Data extracted from a collection:
*-*-*
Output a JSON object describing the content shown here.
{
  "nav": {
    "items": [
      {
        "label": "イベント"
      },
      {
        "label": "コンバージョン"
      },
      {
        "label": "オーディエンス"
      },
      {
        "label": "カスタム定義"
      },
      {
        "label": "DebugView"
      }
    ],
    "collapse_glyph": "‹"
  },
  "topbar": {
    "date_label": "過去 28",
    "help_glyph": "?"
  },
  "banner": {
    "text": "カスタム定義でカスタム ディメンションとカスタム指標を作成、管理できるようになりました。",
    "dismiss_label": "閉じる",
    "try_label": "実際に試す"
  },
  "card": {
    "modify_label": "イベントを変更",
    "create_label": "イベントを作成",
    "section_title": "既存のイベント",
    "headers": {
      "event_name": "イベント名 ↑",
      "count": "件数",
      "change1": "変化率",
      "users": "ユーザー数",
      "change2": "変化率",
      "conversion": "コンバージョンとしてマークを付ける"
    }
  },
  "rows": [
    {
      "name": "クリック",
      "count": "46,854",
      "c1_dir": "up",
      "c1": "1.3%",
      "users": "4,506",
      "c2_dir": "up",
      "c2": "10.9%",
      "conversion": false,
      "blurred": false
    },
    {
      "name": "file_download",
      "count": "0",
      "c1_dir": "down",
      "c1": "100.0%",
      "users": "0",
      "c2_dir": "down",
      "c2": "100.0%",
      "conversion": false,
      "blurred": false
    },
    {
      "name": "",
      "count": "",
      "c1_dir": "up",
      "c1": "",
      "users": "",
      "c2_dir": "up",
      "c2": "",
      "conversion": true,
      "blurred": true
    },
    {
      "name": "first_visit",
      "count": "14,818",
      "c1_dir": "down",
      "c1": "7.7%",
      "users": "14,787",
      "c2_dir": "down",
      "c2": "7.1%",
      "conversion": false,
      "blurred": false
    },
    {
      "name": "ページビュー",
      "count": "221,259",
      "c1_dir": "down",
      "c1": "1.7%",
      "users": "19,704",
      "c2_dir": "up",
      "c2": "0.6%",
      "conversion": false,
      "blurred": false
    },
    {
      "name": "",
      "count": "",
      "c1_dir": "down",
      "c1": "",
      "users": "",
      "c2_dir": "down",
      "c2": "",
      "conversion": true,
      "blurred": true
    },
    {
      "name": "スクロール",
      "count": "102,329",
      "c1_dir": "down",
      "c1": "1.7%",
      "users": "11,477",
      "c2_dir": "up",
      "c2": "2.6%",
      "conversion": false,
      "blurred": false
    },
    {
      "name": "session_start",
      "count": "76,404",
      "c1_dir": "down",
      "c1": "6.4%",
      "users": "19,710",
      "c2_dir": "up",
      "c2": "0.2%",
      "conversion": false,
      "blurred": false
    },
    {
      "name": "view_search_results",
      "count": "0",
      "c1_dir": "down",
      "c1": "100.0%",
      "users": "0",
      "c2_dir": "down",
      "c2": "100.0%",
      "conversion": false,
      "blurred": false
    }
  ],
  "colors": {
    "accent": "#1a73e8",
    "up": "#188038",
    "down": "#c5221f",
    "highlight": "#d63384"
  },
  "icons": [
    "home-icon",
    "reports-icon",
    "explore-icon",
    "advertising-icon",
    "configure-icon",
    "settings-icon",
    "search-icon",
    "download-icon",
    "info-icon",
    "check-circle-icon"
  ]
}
*-*-*
== PROBLEM TO WORK ON ==
Using the listing above, retype each line exactly.

== EXPECTED OUTPUT ==
Output a JSON object describing the content shown here.
{
  "nav": {
    "items": [
      {
        "label": "イベント"
      },
      {
        "label": "コンバージョン"
      },
      {
        "label": "オーディエンス"
      },
      {
        "label": "カスタム定義"
      },
      {
        "label": "DebugView"
      }
    ],
    "collapse_glyph": "‹"
  },
  "topbar": {
    "date_label": "過去 28",
    "help_glyph": "?"
  },
  "banner": {
    "text": "カスタム定義でカスタム ディメンションとカスタム指標を作成、管理できるようになりました。",
    "dismiss_label": "閉じる",
    "try_label": "実際に試す"
  },
  "card": {
    "modify_label": "イベントを変更",
    "create_label": "イベントを作成",
    "section_title": "既存のイベント",
    "headers": {
      "event_name": "イベント名 ↑",
      "count": "件数",
      "change1": "変化率",
      "users": "ユーザー数",
      "change2": "変化率",
      "conversion": "コンバージョンとしてマークを付ける"
    }
  },
  "rows": [
    {
      "name": "クリック",
      "count": "46,854",
      "c1_dir": "up",
      "c1": "1.3%",
      "users": "4,506",
      "c2_dir": "up",
      "c2": "10.9%",
      "conversion": false,
      "blurred": false
    },
    {
      "name": "file_download",
      "count": "0",
      "c1_dir": "down",
      "c1": "100.0%",
      "users": "0",
      "c2_dir": "down",
      "c2": "100.0%",
      "conversion": false,
      "blurred": false
    },
    {
      "name": "",
      "count": "",
      "c1_dir": "up",
      "c1": "",
      "users": "",
      "c2_dir": "up",
      "c2": "",
      "conversion": true,
      "blurred": true
    },
    {
      "name": "first_visit",
      "count": "14,818",
      "c1_dir": "down",
      "c1": "7.7%",
      "users": "14,787",
      "c2_dir": "down",
      "c2": "7.1%",
      "conversion": false,
      "blurred": false
    },
    {
      "name": "ページビュー",
      "count": "221,259",
      "c1_dir": "down",
      "c1": "1.7%",
      "users": "19,704",
      "c2_dir": "up",
      "c2": "0.6%",
      "conversion": false,
      "blurred": false
    },
    {
      "name": "",
      "count": "",
      "c1_dir": "down",
      "c1": "",
      "users": "",
      "c2_dir": "down",
      "c2": "",
      "conversion": true,
      "blurred": true
    },
    {
      "name": "スクロール",
      "count": "102,329",
      "c1_dir": "down",
      "c1": "1.7%",
      "users": "11,477",
      "c2_dir": "up",
      "c2": "2.6%",
      "conversion": false,
      "blurred": false
    },
    {
      "name": "session_start",
      "count": "76,404",
      "c1_dir": "down",
      "c1": "6.4%",
      "users": "19,710",
      "c2_dir": "up",
      "c2": "0.2%",
      "conversion": false,
      "blurred": false
    },
    {
      "name": "view_search_results",
      "count": "0",
      "c1_dir": "down",
      "c1": "100.0%",
      "users": "0",
      "c2_dir": "down",
      "c2": "100.0%",
      "conversion": false,
      "blurred": false
    }
  ],
  "colors": {
    "accent": "#1a73e8",
    "up": "#188038",
    "down": "#c5221f",
    "highlight": "#d63384"
  },
  "icons": [
    "home-icon",
    "reports-icon",
    "explore-icon",
    "advertising-icon",
    "configure-icon",
    "settings-icon",
    "search-icon",
    "download-icon",
    "info-icon",
    "check-circle-icon"
  ]
}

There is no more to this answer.